**Aim**.
Read the lines that follow and pick out every one containing the word "deleted".

**Data listing**.
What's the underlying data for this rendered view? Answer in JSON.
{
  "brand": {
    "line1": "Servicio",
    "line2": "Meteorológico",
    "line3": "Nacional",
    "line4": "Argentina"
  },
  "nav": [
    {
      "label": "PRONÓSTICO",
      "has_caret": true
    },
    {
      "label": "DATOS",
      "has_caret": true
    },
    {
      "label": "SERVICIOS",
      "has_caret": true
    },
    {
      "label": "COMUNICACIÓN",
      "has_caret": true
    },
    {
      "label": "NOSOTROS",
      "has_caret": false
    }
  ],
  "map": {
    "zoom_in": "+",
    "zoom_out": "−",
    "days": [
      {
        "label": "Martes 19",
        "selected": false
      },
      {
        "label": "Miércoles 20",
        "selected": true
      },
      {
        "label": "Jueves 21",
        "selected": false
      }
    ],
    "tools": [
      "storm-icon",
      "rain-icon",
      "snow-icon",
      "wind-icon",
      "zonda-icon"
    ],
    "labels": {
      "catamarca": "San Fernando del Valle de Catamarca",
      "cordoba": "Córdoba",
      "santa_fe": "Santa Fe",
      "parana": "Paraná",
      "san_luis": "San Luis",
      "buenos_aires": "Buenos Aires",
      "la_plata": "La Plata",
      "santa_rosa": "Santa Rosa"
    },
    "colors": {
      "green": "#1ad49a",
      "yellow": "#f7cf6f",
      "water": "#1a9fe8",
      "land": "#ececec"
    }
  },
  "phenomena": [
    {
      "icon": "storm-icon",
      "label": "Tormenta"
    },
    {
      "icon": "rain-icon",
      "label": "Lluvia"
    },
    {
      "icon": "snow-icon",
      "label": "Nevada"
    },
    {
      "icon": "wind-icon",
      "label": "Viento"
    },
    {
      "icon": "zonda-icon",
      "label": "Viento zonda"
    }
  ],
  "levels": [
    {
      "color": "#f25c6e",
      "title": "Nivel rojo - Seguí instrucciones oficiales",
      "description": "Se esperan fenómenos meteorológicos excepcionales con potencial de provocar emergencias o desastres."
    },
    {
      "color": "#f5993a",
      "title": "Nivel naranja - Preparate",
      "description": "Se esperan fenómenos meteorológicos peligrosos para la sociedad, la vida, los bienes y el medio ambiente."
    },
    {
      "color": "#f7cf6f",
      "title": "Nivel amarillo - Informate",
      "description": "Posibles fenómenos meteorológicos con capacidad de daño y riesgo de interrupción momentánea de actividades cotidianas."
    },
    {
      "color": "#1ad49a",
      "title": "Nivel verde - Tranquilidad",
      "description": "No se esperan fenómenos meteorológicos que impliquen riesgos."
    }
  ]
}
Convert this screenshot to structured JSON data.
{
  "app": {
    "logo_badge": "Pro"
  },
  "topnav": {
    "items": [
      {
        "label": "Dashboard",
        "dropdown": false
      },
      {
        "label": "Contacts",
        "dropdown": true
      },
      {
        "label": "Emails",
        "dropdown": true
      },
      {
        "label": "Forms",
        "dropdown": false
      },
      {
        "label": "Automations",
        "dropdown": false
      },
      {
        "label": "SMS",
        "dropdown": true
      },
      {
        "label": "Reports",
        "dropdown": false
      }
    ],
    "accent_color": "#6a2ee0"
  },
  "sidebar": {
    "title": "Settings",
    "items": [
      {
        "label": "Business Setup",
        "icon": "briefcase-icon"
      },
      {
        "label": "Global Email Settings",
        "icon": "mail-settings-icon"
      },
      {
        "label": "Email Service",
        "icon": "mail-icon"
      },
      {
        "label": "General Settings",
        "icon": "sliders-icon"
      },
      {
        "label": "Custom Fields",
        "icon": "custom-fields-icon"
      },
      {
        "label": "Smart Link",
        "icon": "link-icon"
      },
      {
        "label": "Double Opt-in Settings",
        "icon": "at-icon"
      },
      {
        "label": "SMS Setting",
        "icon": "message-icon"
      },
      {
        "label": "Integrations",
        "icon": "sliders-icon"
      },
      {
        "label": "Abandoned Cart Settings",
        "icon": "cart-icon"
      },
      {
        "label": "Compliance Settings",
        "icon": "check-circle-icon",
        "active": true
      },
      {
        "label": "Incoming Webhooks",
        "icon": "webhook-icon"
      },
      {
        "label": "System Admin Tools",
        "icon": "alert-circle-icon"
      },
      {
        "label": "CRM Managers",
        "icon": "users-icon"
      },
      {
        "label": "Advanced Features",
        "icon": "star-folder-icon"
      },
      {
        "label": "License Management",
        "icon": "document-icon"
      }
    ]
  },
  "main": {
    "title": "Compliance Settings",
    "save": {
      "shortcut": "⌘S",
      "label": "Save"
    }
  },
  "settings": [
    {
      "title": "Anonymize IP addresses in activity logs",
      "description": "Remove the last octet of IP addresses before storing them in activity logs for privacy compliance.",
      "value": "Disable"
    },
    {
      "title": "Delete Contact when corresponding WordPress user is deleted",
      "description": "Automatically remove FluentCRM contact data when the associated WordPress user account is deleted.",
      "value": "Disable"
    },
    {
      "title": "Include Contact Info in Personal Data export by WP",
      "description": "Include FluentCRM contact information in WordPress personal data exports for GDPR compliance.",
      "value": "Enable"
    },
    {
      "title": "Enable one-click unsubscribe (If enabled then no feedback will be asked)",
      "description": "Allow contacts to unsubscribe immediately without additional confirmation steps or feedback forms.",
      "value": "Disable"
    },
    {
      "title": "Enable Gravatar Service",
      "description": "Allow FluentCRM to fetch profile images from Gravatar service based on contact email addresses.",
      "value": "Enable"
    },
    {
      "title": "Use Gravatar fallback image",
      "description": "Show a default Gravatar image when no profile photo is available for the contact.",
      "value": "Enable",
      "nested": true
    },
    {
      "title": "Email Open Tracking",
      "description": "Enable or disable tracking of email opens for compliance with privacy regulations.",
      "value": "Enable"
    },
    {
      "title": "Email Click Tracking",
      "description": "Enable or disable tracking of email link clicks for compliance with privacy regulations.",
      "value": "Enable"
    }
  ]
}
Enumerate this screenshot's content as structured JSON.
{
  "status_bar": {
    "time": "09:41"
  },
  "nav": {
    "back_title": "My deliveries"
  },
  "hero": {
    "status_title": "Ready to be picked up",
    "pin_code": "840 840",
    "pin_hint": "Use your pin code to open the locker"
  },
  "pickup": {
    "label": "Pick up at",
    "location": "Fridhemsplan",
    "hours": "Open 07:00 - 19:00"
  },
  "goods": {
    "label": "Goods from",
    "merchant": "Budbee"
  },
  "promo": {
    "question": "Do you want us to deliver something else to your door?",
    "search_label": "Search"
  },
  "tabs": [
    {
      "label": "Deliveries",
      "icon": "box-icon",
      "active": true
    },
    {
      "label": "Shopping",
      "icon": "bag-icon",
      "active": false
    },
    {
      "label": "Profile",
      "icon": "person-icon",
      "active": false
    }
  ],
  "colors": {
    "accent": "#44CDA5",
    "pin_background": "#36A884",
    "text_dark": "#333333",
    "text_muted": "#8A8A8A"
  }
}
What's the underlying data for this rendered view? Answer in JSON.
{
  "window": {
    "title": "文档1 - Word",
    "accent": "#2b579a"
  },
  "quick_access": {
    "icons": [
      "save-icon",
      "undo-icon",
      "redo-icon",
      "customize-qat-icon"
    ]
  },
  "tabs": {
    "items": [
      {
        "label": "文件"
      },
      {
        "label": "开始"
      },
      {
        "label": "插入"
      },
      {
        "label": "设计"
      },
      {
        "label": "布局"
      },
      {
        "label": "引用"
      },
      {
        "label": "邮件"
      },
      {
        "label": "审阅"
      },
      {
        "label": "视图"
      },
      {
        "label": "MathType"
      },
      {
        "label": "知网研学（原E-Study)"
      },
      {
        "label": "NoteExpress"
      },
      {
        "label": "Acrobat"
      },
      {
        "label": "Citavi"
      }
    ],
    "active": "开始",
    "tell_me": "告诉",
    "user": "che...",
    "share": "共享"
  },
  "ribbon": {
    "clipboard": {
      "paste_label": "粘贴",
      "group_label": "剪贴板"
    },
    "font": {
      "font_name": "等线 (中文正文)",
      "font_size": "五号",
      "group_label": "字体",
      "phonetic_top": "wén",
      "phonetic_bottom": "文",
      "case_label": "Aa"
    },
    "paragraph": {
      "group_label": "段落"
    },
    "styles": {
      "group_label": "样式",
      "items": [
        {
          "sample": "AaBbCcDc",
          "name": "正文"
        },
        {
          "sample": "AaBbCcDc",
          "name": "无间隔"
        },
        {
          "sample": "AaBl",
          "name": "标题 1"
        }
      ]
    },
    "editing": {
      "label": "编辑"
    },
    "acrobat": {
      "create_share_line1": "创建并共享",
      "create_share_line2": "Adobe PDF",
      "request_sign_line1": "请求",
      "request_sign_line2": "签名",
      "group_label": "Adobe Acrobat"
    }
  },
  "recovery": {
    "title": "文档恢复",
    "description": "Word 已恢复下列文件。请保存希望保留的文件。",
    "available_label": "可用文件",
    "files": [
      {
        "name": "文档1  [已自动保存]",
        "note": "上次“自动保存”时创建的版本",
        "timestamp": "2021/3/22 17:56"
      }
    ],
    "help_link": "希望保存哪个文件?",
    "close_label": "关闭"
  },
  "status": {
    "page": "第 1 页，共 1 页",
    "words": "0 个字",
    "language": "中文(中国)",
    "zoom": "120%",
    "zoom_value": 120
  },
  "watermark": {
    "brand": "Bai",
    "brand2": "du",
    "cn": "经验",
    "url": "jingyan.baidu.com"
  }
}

**Exercise output**.
      "title": "Delete Contact when corresponding WordPress user is deleted",
      "description": "Automatically remove FluentCRM contact data when the associated WordPress user account is deleted.",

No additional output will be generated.